--- START OF PROVIDED RECORDS ---
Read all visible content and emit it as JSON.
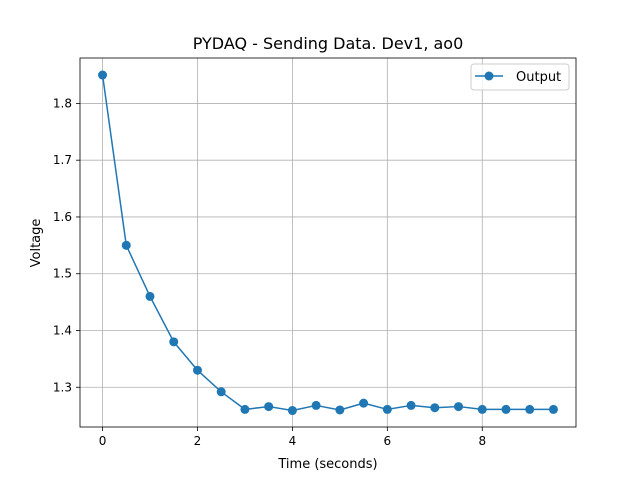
{
  "chart_data": {
    "type": "line",
    "title": "PYDAQ - Sending Data. Dev1, ao0",
    "xlabel": "Time (seconds)",
    "ylabel": "Voltage",
    "xlim": [
      -0.475,
      9.975
    ],
    "ylim": [
      1.23,
      1.88
    ],
    "xticks": [
      0,
      2,
      4,
      6,
      8
    ],
    "yticks": [
      1.3,
      1.4,
      1.5,
      1.6,
      1.7,
      1.8
    ],
    "grid": true,
    "legend_position": "top-right",
    "series": [
      {
        "name": "Output",
        "color": "#1f77b4",
        "marker": "circle",
        "x": [
          0,
          0.5,
          1,
          1.5,
          2,
          2.5,
          3,
          3.5,
          4,
          4.5,
          5,
          5.5,
          6,
          6.5,
          7,
          7.5,
          8,
          8.5,
          9,
          9.5
        ],
        "y": [
          1.85,
          1.55,
          1.46,
          1.38,
          1.33,
          1.292,
          1.261,
          1.266,
          1.259,
          1.268,
          1.26,
          1.272,
          1.261,
          1.268,
          1.264,
          1.266,
          1.261,
          1.261,
          1.261,
          1.261
        ]
      }
    ]
  }
}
--- END OF PROVIDED RECORDS ---
• **TASK GOAL**
Nothing in the entries above should change when they are printed again, except that the pictures are dropped.

• **ANSWER TO THIS EXERCISE**
Read all visible content and emit it as JSON.
{
  "chart_data": {
    "type": "line",
    "title": "PYDAQ - Sending Data. Dev1, ao0",
    "xlabel": "Time (seconds)",
    "ylabel": "Voltage",
    "xlim": [
      -0.475,
      9.975
    ],
    "ylim": [
      1.23,
      1.88
    ],
    "xticks": [
      0,
      2,
      4,
      6,
      8
    ],
    "yticks": [
      1.3,
      1.4,
      1.5,
      1.6,
      1.7,
      1.8
    ],
    "grid": true,
    "legend_position": "top-right",
    "series": [
      {
        "name": "Output",
        "color": "#1f77b4",
        "marker": "circle",
        "x": [
          0,
          0.5,
          1,
          1.5,
          2,
          2.5,
          3,
          3.5,
          4,
          4.5,
          5,
          5.5,
          6,
          6.5,
          7,
          7.5,
          8,
          8.5,
          9,
          9.5
        ],
        "y": [
          1.85,
          1.55,
          1.46,
          1.38,
          1.33,
          1.292,
          1.261,
          1.266,
          1.259,
          1.268,
          1.26,
          1.272,
          1.261,
          1.268,
          1.264,
          1.266,
          1.261,
          1.261,
          1.261,
          1.261
        ]
      }
    ]
  }
}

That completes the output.